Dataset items
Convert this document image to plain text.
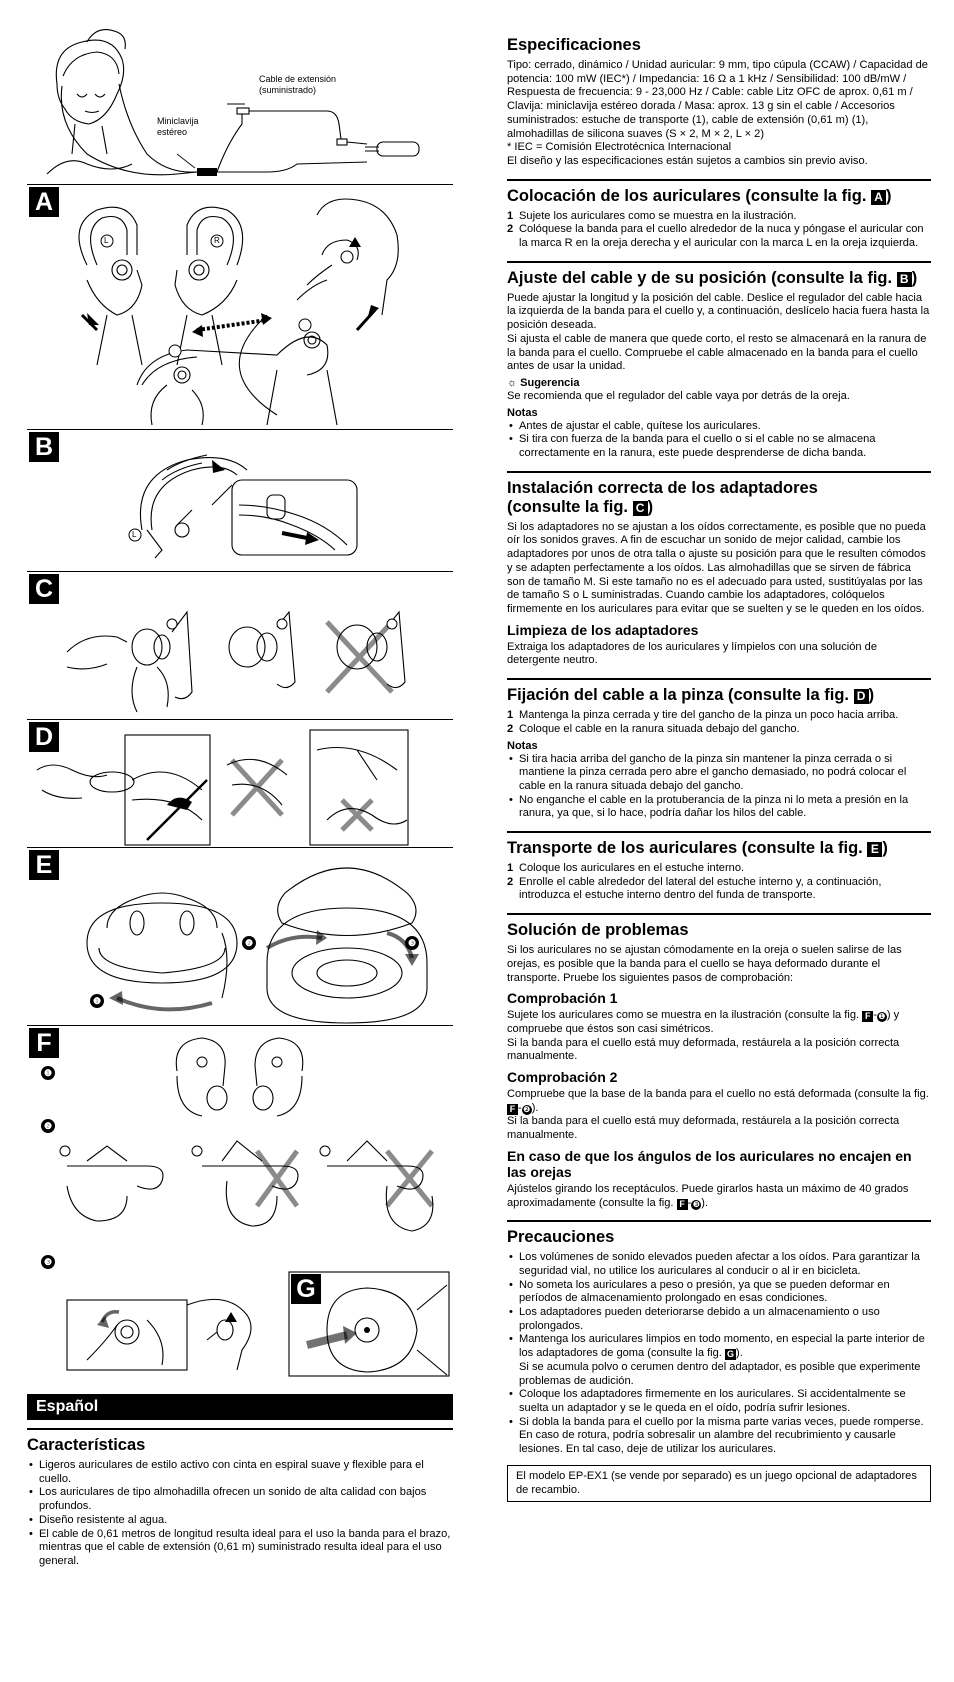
Cable de extensión
(suministrado)
Miniclavija
estéreo
A
L	R
B
L
C
D
E
❶
❷	❸
F
❶
❷
❸
G
Español
Características
• Ligeros auriculares de estilo activo con cinta en espiral suave y flexible para el cuello.
• Los auriculares de tipo almohadilla ofrecen un sonido de alta calidad con bajos profundos.
• Diseño resistente al agua.
• El cable de 0,61 metros de longitud resulta ideal para el uso la banda para el brazo, mientras que el cable de extensión (0,61 m) suministrado resulta ideal para el uso general.
Especificaciones

Tipo: cerrado, dinámico / Unidad auricular: 9 mm, tipo cúpula (CCAW) / Capacidad de potencia: 100 mW (IEC*) / Impedancia: 16 Ω a 1 kHz / Sensibilidad: 100 dB/mW / Respuesta de frecuencia: 9 - 23,000 Hz / Cable: cable Litz OFC de aprox. 0,61 m / Clavija: miniclavija estéreo dorada / Masa: aprox. 13 g sin el cable / Accesorios suministrados: estuche de transporte (1), cable de extensión (0,61 m) (1), almohadillas de silicona suaves (S × 2, M × 2, L × 2)

* IEC = Comisión Electrotécnica Internacional

El diseño y las especificaciones están sujetos a cambios sin previo aviso.

Colocación de los auriculares (consulte la fig. A )
1 Sujete los auriculares como se muestra en la ilustración.
2 Colóquese la banda para el cuello alrededor de la nuca y póngase el auricular con la marca R en la oreja derecha y el auricular con la marca L en la oreja izquierda.
Ajuste del cable y de su posición (consulte la fig. B )

Puede ajustar la longitud y la posición del cable. Deslice el regulador del cable hacia la izquierda de la banda para el cuello y, a continuación, deslícelo hacia fuera hasta la posición deseada.

Si ajusta el cable de manera que quede corto, el resto se almacenará en la ranura de la banda para el cuello. Compruebe el cable almacenado en la banda para el cuello antes de usar la unidad.

☼ Sugerencia

Se recomienda que el regulador del cable vaya por detrás de la oreja.

Notas
• Antes de ajustar el cable, quítese los auriculares.
• Si tira con fuerza de la banda para el cuello o si el cable no se almacena correctamente en la ranura, este puede desprenderse de dicha banda.
Instalación correcta de los adaptadores
(consulte la fig. C )

Si los adaptadores no se ajustan a los oídos correctamente, es posible que no pueda oír los sonidos graves. A fin de escuchar un sonido de mejor calidad, cambie los adaptadores por unos de otra talla o ajuste su posición para que le resulten cómodos y se adapten perfectamente a los oídos. Las almohadillas que se sirven de fábrica son de tamaño M. Si este tamaño no es el adecuado para usted, sustitúyalas por las de tamaño S o L suministradas. Cuando cambie los adaptadores, colóquelos firmemente en los auriculares para evitar que se suelten y se le queden en los oídos.

Limpieza de los adaptadores

Extraiga los adaptadores de los auriculares y límpielos con una solución de detergente neutro.

Fijación del cable a la pinza (consulte la fig. D )
1 Mantenga la pinza cerrada y tire del gancho de la pinza un poco hacia arriba.
2 Coloque el cable en la ranura situada debajo del gancho.
Notas
• Si tira hacia arriba del gancho de la pinza sin mantener la pinza cerrada o si mantiene la pinza cerrada pero abre el gancho demasiado, no podrá colocar el cable en la ranura situada debajo del gancho.
• No enganche el cable en la protuberancia de la pinza ni lo meta a presión en la ranura, ya que, si lo hace, podría dañar los hilos del cable.
Transporte de los auriculares (consulte la fig. E )
1 Coloque los auriculares en el estuche interno.
2 Enrolle el cable alrededor del lateral del estuche interno y, a continuación, introduzca el estuche interno dentro del funda de transporte.
Solución de problemas

Si los auriculares no se ajustan cómodamente en la oreja o suelen salirse de las orejas, es posible que la banda para el cuello se haya deformado durante el transporte. Pruebe los siguientes pasos de comprobación:

Comprobación 1

Sujete los auriculares como se muestra en la ilustración (consulte la fig. F -❶) y compruebe que éstos son casi simétricos.

Si la banda para el cuello está muy deformada, restáurela a la posición correcta manualmente.

Comprobación 2

Compruebe que la base de la banda para el cuello no está deformada (consulte la fig. F -❷).

Si la banda para el cuello está muy deformada, restáurela a la posición correcta manualmente.

En caso de que los ángulos de los auriculares no encajen en las orejas

Ajústelos girando los receptáculos. Puede girarlos hasta un máximo de 40 grados aproximadamente (consulte la fig. F -❸).

Precauciones
• Los volúmenes de sonido elevados pueden afectar a los oídos. Para garantizar la seguridad vial, no utilice los auriculares al conducir o al ir en bicicleta.
• No someta los auriculares a peso o presión, ya que se pueden deformar en períodos de almacenamiento prolongado en esas condiciones.
• Los adaptadores pueden deteriorarse debido a un almacenamiento o uso prolongados.
• Mantenga los auriculares limpios en todo momento, en especial la parte interior de los adaptadores de goma (consulte la fig. G ).
Si se acumula polvo o cerumen dentro del adaptador, es posible que experimente problemas de audición.
• Coloque los adaptadores firmemente en los auriculares. Si accidentalmente se suelta un adaptador y se le queda en el oído, podría sufrir lesiones.
• Si dobla la banda para el cuello por la misma parte varias veces, puede romperse. En caso de rotura, podría sobresalir un alambre del recubrimiento y causarle lesiones. En tal caso, deje de utilizar los auriculares.

El modelo EP-EX1 (se vende por separado) es un juego opcional de adaptadores de recambio.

### JOB
Looking at the records above, count the lines where the word "gancho" appears. State only the number.

### RESPONSE
3